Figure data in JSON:
— start —

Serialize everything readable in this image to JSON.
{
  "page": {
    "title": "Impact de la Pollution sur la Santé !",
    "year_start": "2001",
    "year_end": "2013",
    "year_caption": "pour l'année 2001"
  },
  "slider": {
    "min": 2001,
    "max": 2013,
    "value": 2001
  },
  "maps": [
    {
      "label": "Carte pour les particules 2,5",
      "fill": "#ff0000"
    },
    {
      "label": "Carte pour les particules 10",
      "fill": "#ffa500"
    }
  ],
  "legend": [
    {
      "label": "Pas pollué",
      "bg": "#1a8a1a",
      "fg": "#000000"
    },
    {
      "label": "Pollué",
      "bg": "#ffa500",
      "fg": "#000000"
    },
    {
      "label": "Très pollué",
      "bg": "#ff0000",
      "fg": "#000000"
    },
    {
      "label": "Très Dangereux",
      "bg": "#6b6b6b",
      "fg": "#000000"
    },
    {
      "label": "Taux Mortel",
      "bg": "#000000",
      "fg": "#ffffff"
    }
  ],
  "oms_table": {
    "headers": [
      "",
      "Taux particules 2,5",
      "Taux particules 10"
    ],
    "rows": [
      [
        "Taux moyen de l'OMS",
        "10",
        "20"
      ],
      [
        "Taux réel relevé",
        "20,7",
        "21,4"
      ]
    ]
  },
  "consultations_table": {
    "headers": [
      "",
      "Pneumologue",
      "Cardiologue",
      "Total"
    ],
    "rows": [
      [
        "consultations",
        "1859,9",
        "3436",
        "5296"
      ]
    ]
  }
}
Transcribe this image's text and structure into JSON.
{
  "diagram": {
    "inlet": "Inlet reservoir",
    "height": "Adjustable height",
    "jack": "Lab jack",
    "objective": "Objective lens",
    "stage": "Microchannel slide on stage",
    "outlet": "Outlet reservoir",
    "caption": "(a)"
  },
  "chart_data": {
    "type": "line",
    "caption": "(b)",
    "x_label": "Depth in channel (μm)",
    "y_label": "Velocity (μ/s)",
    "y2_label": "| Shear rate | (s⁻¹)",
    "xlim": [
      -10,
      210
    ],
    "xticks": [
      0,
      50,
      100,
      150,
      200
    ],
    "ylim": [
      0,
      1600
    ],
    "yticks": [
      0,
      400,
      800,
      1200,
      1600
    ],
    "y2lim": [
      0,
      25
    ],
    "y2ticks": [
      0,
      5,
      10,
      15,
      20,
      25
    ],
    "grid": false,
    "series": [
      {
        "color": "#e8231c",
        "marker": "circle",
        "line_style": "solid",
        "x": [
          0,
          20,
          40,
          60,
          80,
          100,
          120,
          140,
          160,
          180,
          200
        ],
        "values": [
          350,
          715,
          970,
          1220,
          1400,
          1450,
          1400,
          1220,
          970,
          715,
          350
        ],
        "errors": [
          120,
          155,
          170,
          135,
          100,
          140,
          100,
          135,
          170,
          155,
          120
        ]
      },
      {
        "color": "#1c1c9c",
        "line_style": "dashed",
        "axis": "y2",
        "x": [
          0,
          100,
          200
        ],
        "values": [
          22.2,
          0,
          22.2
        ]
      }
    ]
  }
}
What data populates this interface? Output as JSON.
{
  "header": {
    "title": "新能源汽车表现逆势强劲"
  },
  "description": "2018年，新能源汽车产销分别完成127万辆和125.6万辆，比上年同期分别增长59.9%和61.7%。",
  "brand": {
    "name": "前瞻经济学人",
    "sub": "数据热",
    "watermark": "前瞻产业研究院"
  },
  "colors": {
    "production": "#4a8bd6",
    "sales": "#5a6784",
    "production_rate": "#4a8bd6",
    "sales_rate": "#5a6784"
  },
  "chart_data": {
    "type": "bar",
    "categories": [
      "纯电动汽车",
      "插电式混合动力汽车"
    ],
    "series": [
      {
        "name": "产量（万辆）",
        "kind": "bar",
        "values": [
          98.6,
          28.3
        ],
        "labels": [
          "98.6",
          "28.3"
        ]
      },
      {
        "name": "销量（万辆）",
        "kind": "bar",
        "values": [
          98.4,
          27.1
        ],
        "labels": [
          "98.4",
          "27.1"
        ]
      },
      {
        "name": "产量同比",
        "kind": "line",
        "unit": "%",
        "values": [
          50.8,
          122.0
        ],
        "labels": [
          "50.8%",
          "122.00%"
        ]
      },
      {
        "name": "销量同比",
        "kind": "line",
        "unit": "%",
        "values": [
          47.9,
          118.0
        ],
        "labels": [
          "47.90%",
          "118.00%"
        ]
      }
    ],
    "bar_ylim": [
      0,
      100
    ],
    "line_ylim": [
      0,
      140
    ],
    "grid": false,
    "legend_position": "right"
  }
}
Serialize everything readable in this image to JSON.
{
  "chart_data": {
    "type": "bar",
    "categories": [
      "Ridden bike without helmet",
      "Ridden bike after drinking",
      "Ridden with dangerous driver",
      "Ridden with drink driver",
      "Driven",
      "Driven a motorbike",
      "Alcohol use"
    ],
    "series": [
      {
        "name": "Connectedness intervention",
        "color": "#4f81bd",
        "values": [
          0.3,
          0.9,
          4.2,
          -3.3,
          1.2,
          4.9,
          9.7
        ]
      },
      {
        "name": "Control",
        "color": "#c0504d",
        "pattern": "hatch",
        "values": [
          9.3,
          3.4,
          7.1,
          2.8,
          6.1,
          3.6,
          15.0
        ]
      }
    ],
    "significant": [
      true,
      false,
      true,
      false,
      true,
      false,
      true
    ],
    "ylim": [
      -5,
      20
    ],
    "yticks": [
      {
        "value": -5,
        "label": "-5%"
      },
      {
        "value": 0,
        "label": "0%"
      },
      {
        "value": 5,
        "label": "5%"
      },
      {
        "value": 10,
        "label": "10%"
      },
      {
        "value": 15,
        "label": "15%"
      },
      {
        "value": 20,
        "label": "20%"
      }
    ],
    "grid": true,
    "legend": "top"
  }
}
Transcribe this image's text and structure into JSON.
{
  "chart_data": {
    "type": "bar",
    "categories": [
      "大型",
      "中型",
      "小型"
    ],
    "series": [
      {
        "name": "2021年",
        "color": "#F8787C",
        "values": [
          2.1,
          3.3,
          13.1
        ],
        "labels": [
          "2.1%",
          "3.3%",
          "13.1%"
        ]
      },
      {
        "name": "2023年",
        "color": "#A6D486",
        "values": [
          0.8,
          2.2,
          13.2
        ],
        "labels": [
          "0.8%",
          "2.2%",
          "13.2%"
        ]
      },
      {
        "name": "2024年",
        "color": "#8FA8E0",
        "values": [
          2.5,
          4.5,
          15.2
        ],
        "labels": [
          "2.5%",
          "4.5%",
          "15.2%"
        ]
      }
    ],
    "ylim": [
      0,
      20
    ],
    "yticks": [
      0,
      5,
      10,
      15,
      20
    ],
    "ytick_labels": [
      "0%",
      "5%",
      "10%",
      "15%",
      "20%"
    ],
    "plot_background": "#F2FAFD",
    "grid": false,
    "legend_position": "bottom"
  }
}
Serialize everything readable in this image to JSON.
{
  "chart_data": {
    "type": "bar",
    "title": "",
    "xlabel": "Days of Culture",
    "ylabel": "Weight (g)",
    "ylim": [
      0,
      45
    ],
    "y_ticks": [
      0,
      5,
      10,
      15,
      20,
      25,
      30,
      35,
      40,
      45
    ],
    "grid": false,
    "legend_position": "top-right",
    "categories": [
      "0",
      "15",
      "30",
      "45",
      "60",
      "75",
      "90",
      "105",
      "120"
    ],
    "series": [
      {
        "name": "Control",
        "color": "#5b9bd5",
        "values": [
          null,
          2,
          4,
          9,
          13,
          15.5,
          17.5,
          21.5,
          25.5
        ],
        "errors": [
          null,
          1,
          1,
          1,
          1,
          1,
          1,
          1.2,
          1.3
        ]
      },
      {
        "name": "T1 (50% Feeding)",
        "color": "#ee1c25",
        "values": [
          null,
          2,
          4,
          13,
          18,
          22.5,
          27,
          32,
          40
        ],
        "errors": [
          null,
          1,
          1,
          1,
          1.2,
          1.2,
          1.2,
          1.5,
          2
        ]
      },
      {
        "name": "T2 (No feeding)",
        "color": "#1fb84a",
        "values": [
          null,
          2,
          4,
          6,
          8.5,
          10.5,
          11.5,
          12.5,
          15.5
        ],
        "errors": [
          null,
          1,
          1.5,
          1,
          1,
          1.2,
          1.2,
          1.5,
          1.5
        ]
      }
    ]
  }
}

— end —

__Aim__.
Scan the records for the string "title". Copy each line in which it appears.

__Expected answer__.
    "title": "Impact de la Pollution sur la Santé !",
    "title": "新能源汽车表现逆势强劲"
    "title": "",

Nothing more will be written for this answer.